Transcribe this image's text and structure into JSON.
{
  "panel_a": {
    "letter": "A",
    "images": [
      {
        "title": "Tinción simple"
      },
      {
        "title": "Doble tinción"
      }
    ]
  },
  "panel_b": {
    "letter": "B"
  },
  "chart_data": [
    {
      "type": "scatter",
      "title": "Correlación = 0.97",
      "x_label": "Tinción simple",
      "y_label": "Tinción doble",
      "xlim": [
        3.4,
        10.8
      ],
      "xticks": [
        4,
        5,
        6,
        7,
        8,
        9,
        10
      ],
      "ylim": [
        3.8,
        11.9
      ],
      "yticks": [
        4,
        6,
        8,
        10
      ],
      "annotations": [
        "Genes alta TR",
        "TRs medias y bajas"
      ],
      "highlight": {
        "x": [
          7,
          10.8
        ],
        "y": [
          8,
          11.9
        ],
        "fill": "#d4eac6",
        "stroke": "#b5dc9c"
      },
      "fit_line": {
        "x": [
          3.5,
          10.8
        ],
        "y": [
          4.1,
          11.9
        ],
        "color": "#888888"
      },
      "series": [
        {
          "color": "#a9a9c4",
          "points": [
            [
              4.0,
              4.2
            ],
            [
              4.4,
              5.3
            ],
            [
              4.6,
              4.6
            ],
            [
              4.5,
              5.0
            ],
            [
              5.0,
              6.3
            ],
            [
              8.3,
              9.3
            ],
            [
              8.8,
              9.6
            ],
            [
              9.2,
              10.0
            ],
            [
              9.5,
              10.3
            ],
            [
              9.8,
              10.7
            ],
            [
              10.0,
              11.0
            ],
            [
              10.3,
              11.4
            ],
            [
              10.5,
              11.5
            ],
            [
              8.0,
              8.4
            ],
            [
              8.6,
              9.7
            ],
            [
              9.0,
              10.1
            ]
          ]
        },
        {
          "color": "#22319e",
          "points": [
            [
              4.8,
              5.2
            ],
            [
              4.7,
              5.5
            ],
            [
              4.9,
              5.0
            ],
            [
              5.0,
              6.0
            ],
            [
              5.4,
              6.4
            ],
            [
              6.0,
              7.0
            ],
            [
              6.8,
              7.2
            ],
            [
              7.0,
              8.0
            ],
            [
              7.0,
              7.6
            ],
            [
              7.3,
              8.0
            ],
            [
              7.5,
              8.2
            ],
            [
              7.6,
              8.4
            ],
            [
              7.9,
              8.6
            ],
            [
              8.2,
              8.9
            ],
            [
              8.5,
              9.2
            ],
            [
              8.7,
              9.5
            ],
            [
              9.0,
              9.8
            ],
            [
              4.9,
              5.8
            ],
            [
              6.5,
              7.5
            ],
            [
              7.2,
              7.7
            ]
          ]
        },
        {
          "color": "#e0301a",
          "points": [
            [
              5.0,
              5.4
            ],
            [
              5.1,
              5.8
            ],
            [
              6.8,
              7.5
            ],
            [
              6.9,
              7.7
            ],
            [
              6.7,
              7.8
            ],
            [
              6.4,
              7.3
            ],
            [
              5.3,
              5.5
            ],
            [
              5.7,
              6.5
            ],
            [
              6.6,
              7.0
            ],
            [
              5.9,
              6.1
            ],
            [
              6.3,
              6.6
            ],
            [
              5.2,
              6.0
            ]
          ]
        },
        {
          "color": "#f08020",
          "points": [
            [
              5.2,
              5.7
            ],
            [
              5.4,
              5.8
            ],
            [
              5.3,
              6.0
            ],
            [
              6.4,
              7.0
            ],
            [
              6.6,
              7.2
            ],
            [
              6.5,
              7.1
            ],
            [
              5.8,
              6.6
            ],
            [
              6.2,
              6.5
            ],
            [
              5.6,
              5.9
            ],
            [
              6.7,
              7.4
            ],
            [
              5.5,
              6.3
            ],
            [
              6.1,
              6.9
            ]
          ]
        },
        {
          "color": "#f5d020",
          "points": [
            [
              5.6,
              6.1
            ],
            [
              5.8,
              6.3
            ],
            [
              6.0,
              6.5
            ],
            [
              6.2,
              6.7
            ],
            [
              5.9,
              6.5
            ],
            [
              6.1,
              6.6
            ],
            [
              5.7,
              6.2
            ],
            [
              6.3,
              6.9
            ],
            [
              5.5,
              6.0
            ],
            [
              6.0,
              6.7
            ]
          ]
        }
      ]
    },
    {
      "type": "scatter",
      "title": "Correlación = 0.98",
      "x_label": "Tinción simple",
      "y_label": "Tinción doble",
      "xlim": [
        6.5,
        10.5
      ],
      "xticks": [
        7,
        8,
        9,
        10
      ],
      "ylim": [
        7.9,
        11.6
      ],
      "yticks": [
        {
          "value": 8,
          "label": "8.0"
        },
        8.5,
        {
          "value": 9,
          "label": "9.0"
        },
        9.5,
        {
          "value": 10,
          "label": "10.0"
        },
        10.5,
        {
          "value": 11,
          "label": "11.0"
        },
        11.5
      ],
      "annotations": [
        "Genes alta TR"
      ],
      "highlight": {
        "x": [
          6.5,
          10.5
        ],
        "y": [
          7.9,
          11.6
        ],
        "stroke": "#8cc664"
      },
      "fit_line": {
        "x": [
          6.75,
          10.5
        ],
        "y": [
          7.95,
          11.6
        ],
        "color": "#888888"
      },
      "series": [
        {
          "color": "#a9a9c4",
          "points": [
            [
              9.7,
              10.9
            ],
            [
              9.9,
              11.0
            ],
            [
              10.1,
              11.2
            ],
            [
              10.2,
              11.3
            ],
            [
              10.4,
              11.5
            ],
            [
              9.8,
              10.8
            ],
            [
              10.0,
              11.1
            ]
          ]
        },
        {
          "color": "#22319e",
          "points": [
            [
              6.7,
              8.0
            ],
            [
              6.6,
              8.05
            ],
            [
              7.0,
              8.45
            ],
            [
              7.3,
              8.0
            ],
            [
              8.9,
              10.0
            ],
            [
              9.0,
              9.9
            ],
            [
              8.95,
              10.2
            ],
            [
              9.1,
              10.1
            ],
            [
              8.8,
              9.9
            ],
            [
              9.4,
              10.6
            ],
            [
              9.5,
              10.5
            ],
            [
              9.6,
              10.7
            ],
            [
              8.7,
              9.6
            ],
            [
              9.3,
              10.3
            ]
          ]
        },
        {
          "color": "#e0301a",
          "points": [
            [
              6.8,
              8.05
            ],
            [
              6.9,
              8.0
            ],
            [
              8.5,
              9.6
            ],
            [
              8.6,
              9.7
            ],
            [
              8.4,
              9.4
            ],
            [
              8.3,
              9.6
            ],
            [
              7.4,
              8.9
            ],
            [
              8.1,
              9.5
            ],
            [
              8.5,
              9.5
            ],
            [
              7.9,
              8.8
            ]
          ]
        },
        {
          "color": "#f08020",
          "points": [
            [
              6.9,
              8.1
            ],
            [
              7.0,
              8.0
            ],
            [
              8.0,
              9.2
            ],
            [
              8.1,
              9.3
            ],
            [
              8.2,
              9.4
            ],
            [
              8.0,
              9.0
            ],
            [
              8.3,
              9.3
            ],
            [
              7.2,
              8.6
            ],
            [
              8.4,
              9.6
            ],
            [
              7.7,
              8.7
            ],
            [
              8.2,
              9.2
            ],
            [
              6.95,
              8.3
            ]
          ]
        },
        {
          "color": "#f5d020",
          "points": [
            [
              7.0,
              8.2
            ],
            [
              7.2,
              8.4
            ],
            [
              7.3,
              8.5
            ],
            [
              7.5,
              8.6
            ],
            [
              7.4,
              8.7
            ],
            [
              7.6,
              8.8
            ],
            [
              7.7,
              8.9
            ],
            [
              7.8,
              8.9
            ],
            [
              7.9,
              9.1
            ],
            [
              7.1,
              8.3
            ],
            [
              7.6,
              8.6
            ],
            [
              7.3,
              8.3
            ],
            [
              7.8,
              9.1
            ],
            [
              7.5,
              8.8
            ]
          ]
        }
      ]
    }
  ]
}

******

When you answer, repeat every record exactly, omitting nothing.

Transcribe this image's text and structure into JSON.
{
  "panel_a": {
    "letter": "A",
    "images": [
      {
        "title": "Tinción simple"
      },
      {
        "title": "Doble tinción"
      }
    ]
  },
  "panel_b": {
    "letter": "B"
  },
  "chart_data": [
    {
      "type": "scatter",
      "title": "Correlación = 0.97",
      "x_label": "Tinción simple",
      "y_label": "Tinción doble",
      "xlim": [
        3.4,
        10.8
      ],
      "xticks": [
        4,
        5,
        6,
        7,
        8,
        9,
        10
      ],
      "ylim": [
        3.8,
        11.9
      ],
      "yticks": [
        4,
        6,
        8,
        10
      ],
      "annotations": [
        "Genes alta TR",
        "TRs medias y bajas"
      ],
      "highlight": {
        "x": [
          7,
          10.8
        ],
        "y": [
          8,
          11.9
        ],
        "fill": "#d4eac6",
        "stroke": "#b5dc9c"
      },
      "fit_line": {
        "x": [
          3.5,
          10.8
        ],
        "y": [
          4.1,
          11.9
        ],
        "color": "#888888"
      },
      "series": [
        {
          "color": "#a9a9c4",
          "points": [
            [
              4.0,
              4.2
            ],
            [
              4.4,
              5.3
            ],
            [
              4.6,
              4.6
            ],
            [
              4.5,
              5.0
            ],
            [
              5.0,
              6.3
            ],
            [
              8.3,
              9.3
            ],
            [
              8.8,
              9.6
            ],
            [
              9.2,
              10.0
            ],
            [
              9.5,
              10.3
            ],
            [
              9.8,
              10.7
            ],
            [
              10.0,
              11.0
            ],
            [
              10.3,
              11.4
            ],
            [
              10.5,
              11.5
            ],
            [
              8.0,
              8.4
            ],
            [
              8.6,
              9.7
            ],
            [
              9.0,
              10.1
            ]
          ]
        },
        {
          "color": "#22319e",
          "points": [
            [
              4.8,
              5.2
            ],
            [
              4.7,
              5.5
            ],
            [
              4.9,
              5.0
            ],
            [
              5.0,
              6.0
            ],
            [
              5.4,
              6.4
            ],
            [
              6.0,
              7.0
            ],
            [
              6.8,
              7.2
            ],
            [
              7.0,
              8.0
            ],
            [
              7.0,
              7.6
            ],
            [
              7.3,
              8.0
            ],
            [
              7.5,
              8.2
            ],
            [
              7.6,
              8.4
            ],
            [
              7.9,
              8.6
            ],
            [
              8.2,
              8.9
            ],
            [
              8.5,
              9.2
            ],
            [
              8.7,
              9.5
            ],
            [
              9.0,
              9.8
            ],
            [
              4.9,
              5.8
            ],
            [
              6.5,
              7.5
            ],
            [
              7.2,
              7.7
            ]
          ]
        },
        {
          "color": "#e0301a",
          "points": [
            [
              5.0,
              5.4
            ],
            [
              5.1,
              5.8
            ],
            [
              6.8,
              7.5
            ],
            [
              6.9,
              7.7
            ],
            [
              6.7,
              7.8
            ],
            [
              6.4,
              7.3
            ],
            [
              5.3,
              5.5
            ],
            [
              5.7,
              6.5
            ],
            [
              6.6,
              7.0
            ],
            [
              5.9,
              6.1
            ],
            [
              6.3,
              6.6
            ],
            [
              5.2,
              6.0
            ]
          ]
        },
        {
          "color": "#f08020",
          "points": [
            [
              5.2,
              5.7
            ],
            [
              5.4,
              5.8
            ],
            [
              5.3,
              6.0
            ],
            [
              6.4,
              7.0
            ],
            [
              6.6,
              7.2
            ],
            [
              6.5,
              7.1
            ],
            [
              5.8,
              6.6
            ],
            [
              6.2,
              6.5
            ],
            [
              5.6,
              5.9
            ],
            [
              6.7,
              7.4
            ],
            [
              5.5,
              6.3
            ],
            [
              6.1,
              6.9
            ]
          ]
        },
        {
          "color": "#f5d020",
          "points": [
            [
              5.6,
              6.1
            ],
            [
              5.8,
              6.3
            ],
            [
              6.0,
              6.5
            ],
            [
              6.2,
              6.7
            ],
            [
              5.9,
              6.5
            ],
            [
              6.1,
              6.6
            ],
            [
              5.7,
              6.2
            ],
            [
              6.3,
              6.9
            ],
            [
              5.5,
              6.0
            ],
            [
              6.0,
              6.7
            ]
          ]
        }
      ]
    },
    {
      "type": "scatter",
      "title": "Correlación = 0.98",
      "x_label": "Tinción simple",
      "y_label": "Tinción doble",
      "xlim": [
        6.5,
        10.5
      ],
      "xticks": [
        7,
        8,
        9,
        10
      ],
      "ylim": [
        7.9,
        11.6
      ],
      "yticks": [
        {
          "value": 8,
          "label": "8.0"
        },
        8.5,
        {
          "value": 9,
          "label": "9.0"
        },
        9.5,
        {
          "value": 10,
          "label": "10.0"
        },
        10.5,
        {
          "value": 11,
          "label": "11.0"
        },
        11.5
      ],
      "annotations": [
        "Genes alta TR"
      ],
      "highlight": {
        "x": [
          6.5,
          10.5
        ],
        "y": [
          7.9,
          11.6
        ],
        "stroke": "#8cc664"
      },
      "fit_line": {
        "x": [
          6.75,
          10.5
        ],
        "y": [
          7.95,
          11.6
        ],
        "color": "#888888"
      },
      "series": [
        {
          "color": "#a9a9c4",
          "points": [
            [
              9.7,
              10.9
            ],
            [
              9.9,
              11.0
            ],
            [
              10.1,
              11.2
            ],
            [
              10.2,
              11.3
            ],
            [
              10.4,
              11.5
            ],
            [
              9.8,
              10.8
            ],
            [
              10.0,
              11.1
            ]
          ]
        },
        {
          "color": "#22319e",
          "points": [
            [
              6.7,
              8.0
            ],
            [
              6.6,
              8.05
            ],
            [
              7.0,
              8.45
            ],
            [
              7.3,
              8.0
            ],
            [
              8.9,
              10.0
            ],
            [
              9.0,
              9.9
            ],
            [
              8.95,
              10.2
            ],
            [
              9.1,
              10.1
            ],
            [
              8.8,
              9.9
            ],
            [
              9.4,
              10.6
            ],
            [
              9.5,
              10.5
            ],
            [
              9.6,
              10.7
            ],
            [
              8.7,
              9.6
            ],
            [
              9.3,
              10.3
            ]
          ]
        },
        {
          "color": "#e0301a",
          "points": [
            [
              6.8,
              8.05
            ],
            [
              6.9,
              8.0
            ],
            [
              8.5,
              9.6
            ],
            [
              8.6,
              9.7
            ],
            [
              8.4,
              9.4
            ],
            [
              8.3,
              9.6
            ],
            [
              7.4,
              8.9
            ],
            [
              8.1,
              9.5
            ],
            [
              8.5,
              9.5
            ],
            [
              7.9,
              8.8
            ]
          ]
        },
        {
          "color": "#f08020",
          "points": [
            [
              6.9,
              8.1
            ],
            [
              7.0,
              8.0
            ],
            [
              8.0,
              9.2
            ],
            [
              8.1,
              9.3
            ],
            [
              8.2,
              9.4
            ],
            [
              8.0,
              9.0
            ],
            [
              8.3,
              9.3
            ],
            [
              7.2,
              8.6
            ],
            [
              8.4,
              9.6
            ],
            [
              7.7,
              8.7
            ],
            [
              8.2,
              9.2
            ],
            [
              6.95,
              8.3
            ]
          ]
        },
        {
          "color": "#f5d020",
          "points": [
            [
              7.0,
              8.2
            ],
            [
              7.2,
              8.4
            ],
            [
              7.3,
              8.5
            ],
            [
              7.5,
              8.6
            ],
            [
              7.4,
              8.7
            ],
            [
              7.6,
              8.8
            ],
            [
              7.7,
              8.9
            ],
            [
              7.8,
              8.9
            ],
            [
              7.9,
              9.1
            ],
            [
              7.1,
              8.3
            ],
            [
              7.6,
              8.6
            ],
            [
              7.3,
              8.3
            ],
            [
              7.8,
              9.1
            ],
            [
              7.5,
              8.8
            ]
          ]
        }
      ]
    }
  ]
}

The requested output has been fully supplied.